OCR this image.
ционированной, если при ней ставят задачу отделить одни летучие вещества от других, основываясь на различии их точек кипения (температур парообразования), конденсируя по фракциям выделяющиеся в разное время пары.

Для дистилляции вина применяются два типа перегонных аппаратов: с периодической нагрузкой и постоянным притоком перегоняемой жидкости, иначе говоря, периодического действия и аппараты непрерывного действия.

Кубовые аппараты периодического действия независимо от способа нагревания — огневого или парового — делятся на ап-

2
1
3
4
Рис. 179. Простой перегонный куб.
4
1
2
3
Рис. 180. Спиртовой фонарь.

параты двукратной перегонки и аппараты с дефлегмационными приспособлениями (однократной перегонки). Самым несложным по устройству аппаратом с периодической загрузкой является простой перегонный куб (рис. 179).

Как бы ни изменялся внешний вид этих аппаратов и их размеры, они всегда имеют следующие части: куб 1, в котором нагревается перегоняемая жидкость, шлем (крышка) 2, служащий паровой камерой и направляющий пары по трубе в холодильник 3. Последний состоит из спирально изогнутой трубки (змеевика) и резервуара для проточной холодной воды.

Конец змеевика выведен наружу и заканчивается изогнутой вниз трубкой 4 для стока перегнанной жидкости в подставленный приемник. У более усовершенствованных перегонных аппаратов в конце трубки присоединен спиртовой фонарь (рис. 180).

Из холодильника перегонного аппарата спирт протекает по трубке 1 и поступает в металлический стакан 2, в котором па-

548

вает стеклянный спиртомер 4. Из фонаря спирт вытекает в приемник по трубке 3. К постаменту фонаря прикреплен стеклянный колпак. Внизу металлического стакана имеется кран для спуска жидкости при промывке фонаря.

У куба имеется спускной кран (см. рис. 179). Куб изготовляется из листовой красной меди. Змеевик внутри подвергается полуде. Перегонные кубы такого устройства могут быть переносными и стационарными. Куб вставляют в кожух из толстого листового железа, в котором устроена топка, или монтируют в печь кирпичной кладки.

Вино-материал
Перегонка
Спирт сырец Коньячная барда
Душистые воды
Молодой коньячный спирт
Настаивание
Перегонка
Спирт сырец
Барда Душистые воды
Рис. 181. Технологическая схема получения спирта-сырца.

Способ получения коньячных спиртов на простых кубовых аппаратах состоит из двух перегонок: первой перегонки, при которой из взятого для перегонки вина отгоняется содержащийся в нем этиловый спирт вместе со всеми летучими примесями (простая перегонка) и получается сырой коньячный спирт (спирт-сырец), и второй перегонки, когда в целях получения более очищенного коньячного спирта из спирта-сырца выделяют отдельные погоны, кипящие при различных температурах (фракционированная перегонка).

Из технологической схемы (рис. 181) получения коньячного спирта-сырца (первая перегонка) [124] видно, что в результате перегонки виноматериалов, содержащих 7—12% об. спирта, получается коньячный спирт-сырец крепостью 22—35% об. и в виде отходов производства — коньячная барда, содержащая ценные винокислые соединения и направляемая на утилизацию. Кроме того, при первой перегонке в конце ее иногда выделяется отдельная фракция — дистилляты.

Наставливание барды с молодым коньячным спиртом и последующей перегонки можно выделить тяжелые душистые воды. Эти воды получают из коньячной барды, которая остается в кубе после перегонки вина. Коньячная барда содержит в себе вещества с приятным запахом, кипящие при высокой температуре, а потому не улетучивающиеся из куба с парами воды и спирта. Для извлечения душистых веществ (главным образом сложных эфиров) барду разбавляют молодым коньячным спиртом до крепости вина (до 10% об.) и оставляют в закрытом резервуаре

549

┄┄┄┄┄┄┄┄┄┄

→ **Goal**
Scan the entries above for the word "действия" and collect each line holding it.

→ **Reply to the task**
Для дистилляции вина применяются два типа перегонных аппаратов: с периодической нагрузкой и постоянным притоком перегоняемой жидкости, иначе говоря, периодического действия и аппараты непрерывного действия.
Кубовые аппараты периодического действия независимо от способа нагревания — огневого или парового — делятся на ап-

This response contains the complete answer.